RECORDED INFORMATION —

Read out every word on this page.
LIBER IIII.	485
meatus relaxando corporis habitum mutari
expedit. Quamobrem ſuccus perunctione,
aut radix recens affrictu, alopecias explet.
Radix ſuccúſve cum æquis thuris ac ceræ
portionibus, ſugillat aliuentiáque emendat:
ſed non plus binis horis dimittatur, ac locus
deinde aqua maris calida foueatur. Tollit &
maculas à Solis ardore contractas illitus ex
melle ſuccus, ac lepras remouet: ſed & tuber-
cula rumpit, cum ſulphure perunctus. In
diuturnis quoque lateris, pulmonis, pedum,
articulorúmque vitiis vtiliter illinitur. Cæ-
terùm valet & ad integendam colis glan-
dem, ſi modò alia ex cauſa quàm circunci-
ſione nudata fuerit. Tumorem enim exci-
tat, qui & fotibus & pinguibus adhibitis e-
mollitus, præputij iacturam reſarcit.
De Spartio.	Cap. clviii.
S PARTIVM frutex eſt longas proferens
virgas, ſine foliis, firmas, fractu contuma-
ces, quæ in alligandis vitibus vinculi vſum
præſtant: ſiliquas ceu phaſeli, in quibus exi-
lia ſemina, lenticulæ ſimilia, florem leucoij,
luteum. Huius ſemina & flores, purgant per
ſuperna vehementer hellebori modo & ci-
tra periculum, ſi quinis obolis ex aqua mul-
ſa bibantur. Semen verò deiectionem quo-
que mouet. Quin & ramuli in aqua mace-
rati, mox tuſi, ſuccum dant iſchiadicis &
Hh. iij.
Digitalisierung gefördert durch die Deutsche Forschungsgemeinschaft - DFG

TRY IT —
Every record, start to finish: reproduce it word for word.

EXPECTED ANSWER —
Read out every word on this page.
LIBER IIII.	485
meatus relaxando corporis habitum mutari
expedit. Quamobrem ſuccus perunctione,
aut radix recens affrictu, alopecias explet.
Radix ſuccúſve cum æquis thuris ac ceræ
portionibus, ſugillat aliuentiáque emendat:
ſed non plus binis horis dimittatur, ac locus
deinde aqua maris calida foueatur. Tollit &
maculas à Solis ardore contractas illitus ex
melle ſuccus, ac lepras remouet: ſed & tuber-
cula rumpit, cum ſulphure perunctus. In
diuturnis quoque lateris, pulmonis, pedum,
articulorúmque vitiis vtiliter illinitur. Cæ-
terùm valet & ad integendam colis glan-
dem, ſi modò alia ex cauſa quàm circunci-
ſione nudata fuerit. Tumorem enim exci-
tat, qui & fotibus & pinguibus adhibitis e-
mollitus, præputij iacturam reſarcit.
De Spartio.	Cap. clviii.
S PARTIVM frutex eſt longas proferens
virgas, ſine foliis, firmas, fractu contuma-
ces, quæ in alligandis vitibus vinculi vſum
præſtant: ſiliquas ceu phaſeli, in quibus exi-
lia ſemina, lenticulæ ſimilia, florem leucoij,
luteum. Huius ſemina & flores, purgant per
ſuperna vehementer hellebori modo & ci-
tra periculum, ſi quinis obolis ex aqua mul-
ſa bibantur. Semen verò deiectionem quo-
que mouet. Quin & ramuli in aqua mace-
rati, mox tuſi, ſuccum dant iſchiadicis &
Hh. iij.
Digitalisierung gefördert durch die Deutsche Forschungsgemeinschaft - DFG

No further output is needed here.